What is the number of lines in the data holding the word "toiminnassa"? Give that number by itself.

**Items from a data source:**

*****

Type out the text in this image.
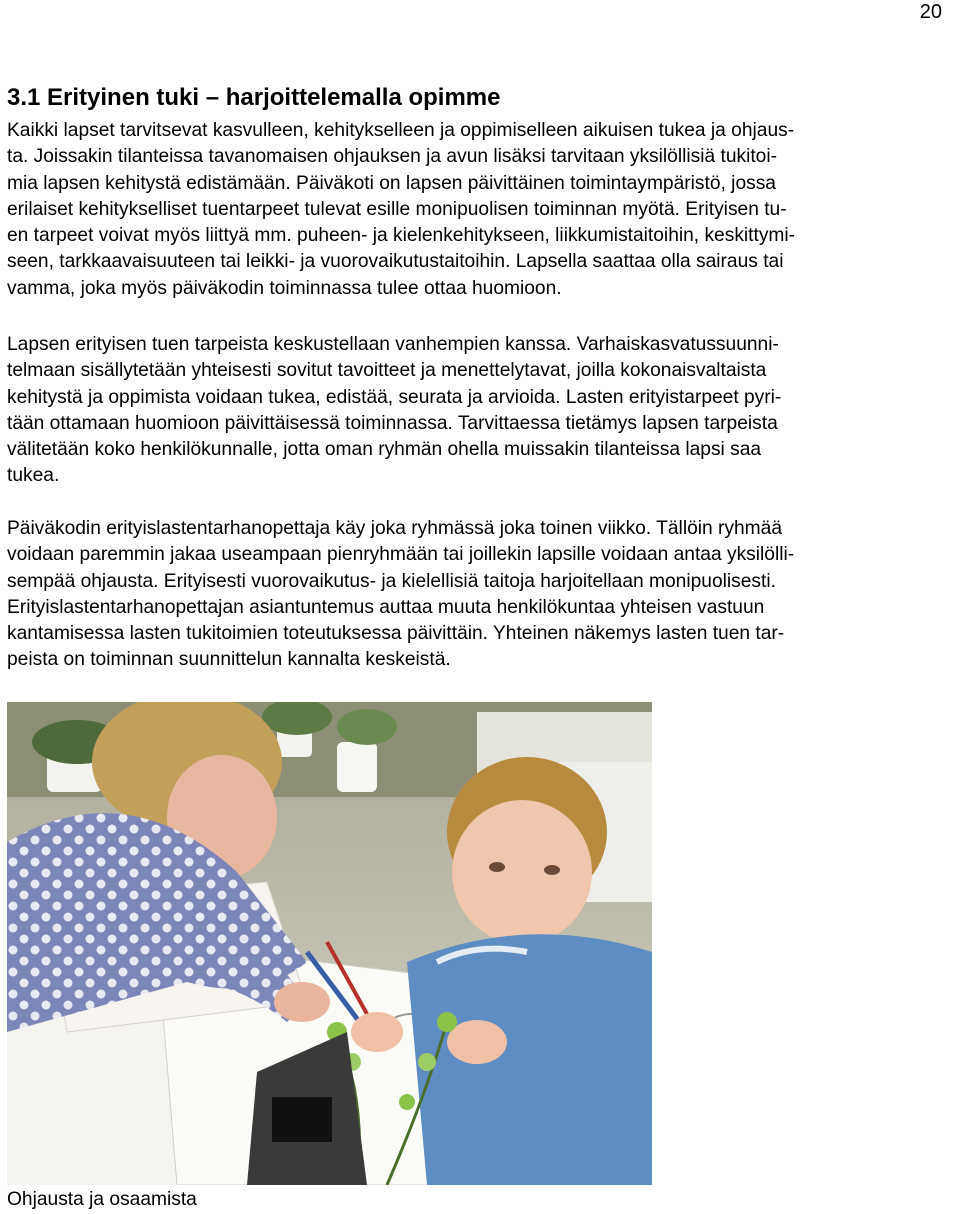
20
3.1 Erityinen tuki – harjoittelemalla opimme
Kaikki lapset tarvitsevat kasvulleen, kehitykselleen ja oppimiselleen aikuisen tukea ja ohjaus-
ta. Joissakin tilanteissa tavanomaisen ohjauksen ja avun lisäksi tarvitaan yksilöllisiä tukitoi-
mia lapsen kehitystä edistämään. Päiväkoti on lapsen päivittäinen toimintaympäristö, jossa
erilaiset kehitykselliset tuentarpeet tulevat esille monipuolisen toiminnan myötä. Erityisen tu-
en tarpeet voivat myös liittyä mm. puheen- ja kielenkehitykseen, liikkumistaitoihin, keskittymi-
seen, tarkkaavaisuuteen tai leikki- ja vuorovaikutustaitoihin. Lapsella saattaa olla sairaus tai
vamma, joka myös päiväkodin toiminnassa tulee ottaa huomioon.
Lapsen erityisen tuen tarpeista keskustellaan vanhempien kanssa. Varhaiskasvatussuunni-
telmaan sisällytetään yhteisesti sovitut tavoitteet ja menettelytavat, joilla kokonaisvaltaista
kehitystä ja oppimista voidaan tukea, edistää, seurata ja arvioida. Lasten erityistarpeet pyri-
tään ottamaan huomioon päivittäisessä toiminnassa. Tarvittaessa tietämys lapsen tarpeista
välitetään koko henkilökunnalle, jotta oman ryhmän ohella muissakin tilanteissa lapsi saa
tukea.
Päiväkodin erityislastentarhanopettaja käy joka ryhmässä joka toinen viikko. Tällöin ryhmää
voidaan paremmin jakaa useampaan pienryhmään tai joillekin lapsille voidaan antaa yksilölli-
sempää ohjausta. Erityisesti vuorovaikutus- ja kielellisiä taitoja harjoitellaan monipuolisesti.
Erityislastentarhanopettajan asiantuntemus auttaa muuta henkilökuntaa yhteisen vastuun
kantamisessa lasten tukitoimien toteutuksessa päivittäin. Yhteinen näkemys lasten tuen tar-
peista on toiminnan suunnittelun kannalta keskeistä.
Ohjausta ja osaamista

*****

**Reply:** 2